[Dataset items]
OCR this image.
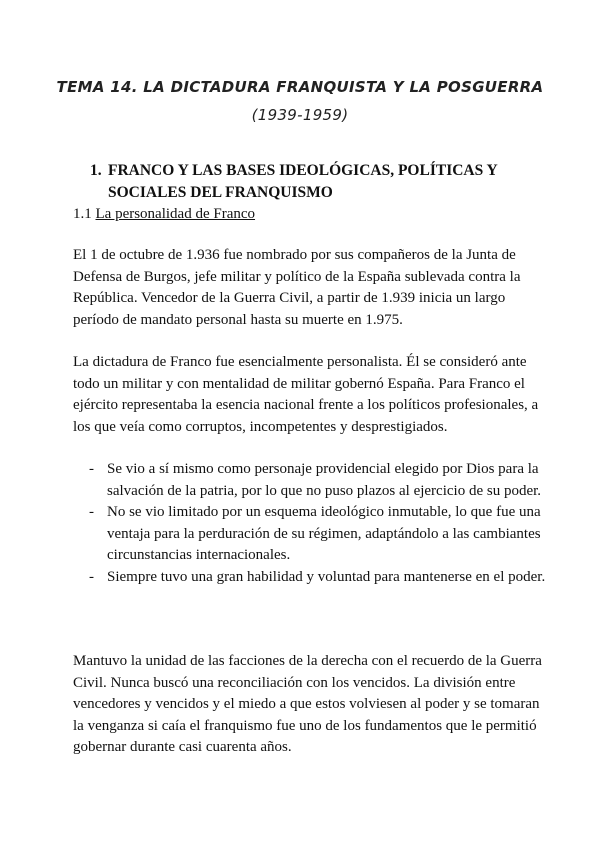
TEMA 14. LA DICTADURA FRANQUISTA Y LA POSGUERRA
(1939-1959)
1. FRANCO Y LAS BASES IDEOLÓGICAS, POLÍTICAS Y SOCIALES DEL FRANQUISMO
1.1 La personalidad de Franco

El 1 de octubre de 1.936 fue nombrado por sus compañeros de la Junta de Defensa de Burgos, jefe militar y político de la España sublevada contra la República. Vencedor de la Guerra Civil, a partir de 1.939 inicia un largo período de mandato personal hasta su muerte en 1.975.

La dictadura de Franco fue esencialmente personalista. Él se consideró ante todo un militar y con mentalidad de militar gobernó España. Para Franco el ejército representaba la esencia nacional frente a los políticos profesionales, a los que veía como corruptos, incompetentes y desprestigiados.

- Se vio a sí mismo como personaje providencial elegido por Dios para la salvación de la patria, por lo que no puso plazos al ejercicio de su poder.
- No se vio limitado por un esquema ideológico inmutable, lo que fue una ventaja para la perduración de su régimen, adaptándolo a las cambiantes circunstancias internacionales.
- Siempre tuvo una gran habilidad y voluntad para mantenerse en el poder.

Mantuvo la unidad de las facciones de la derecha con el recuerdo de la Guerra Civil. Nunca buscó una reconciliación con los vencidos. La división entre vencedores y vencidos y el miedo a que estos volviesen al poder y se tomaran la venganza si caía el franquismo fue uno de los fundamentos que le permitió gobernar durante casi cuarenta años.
==
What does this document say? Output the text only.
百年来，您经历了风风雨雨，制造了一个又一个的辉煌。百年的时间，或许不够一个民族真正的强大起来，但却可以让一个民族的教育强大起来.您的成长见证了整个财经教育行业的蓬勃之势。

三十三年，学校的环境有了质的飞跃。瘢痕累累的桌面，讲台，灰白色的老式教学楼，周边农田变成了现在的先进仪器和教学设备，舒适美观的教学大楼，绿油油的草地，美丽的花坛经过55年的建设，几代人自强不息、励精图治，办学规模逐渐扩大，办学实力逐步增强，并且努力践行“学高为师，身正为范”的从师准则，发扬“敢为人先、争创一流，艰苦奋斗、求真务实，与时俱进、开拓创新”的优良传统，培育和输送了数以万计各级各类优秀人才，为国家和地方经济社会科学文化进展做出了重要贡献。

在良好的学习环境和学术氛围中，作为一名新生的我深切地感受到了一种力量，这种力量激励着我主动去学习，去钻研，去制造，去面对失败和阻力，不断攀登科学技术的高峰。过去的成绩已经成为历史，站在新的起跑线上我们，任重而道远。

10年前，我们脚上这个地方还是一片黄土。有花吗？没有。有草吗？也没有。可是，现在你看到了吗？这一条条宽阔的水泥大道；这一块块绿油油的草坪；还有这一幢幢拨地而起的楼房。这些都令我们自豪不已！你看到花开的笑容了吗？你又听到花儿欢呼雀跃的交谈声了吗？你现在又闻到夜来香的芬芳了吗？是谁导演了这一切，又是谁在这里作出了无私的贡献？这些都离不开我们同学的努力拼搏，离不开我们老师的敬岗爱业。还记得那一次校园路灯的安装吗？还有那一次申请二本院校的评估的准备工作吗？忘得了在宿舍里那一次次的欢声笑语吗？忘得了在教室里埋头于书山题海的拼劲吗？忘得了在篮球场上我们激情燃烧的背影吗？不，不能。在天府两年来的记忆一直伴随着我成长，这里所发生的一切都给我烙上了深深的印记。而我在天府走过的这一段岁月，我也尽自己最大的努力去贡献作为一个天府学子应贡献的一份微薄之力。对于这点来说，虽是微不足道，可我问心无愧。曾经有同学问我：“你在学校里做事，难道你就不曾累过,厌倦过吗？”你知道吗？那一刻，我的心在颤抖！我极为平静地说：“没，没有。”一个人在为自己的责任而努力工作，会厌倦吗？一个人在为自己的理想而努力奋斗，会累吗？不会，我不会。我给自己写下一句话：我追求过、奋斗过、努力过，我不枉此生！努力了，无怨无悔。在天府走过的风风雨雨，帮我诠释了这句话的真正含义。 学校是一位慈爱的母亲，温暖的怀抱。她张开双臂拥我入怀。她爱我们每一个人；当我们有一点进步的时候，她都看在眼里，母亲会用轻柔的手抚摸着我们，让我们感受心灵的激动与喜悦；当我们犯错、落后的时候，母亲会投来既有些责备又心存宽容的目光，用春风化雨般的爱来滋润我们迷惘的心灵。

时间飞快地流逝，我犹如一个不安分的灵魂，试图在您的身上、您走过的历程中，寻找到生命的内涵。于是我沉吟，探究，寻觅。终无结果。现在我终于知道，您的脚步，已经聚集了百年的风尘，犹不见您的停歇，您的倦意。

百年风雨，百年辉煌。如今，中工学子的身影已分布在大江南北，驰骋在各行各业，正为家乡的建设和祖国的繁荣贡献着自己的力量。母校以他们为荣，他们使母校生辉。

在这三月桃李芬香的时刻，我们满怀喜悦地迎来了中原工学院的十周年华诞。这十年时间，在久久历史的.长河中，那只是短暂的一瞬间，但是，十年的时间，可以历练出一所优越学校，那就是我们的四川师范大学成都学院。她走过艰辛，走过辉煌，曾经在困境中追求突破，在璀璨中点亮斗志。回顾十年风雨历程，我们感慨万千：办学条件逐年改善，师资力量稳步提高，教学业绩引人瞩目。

Task description:
Pull every line containing the word "como" out of the material and copy it.

Result:
La dictadura de Franco fue esencialmente personalista. Él se consideró ante todo un militar y con mentalidad de militar gobernó España. Para Franco el ejército representaba la esencia nacional frente a los políticos profesionales, a los que veía como corruptos, incompetentes y desprestigiados.
- Se vio a sí mismo como personaje providencial elegido por Dios para la salvación de la patria, por lo que no puso plazos al ejercicio de su poder.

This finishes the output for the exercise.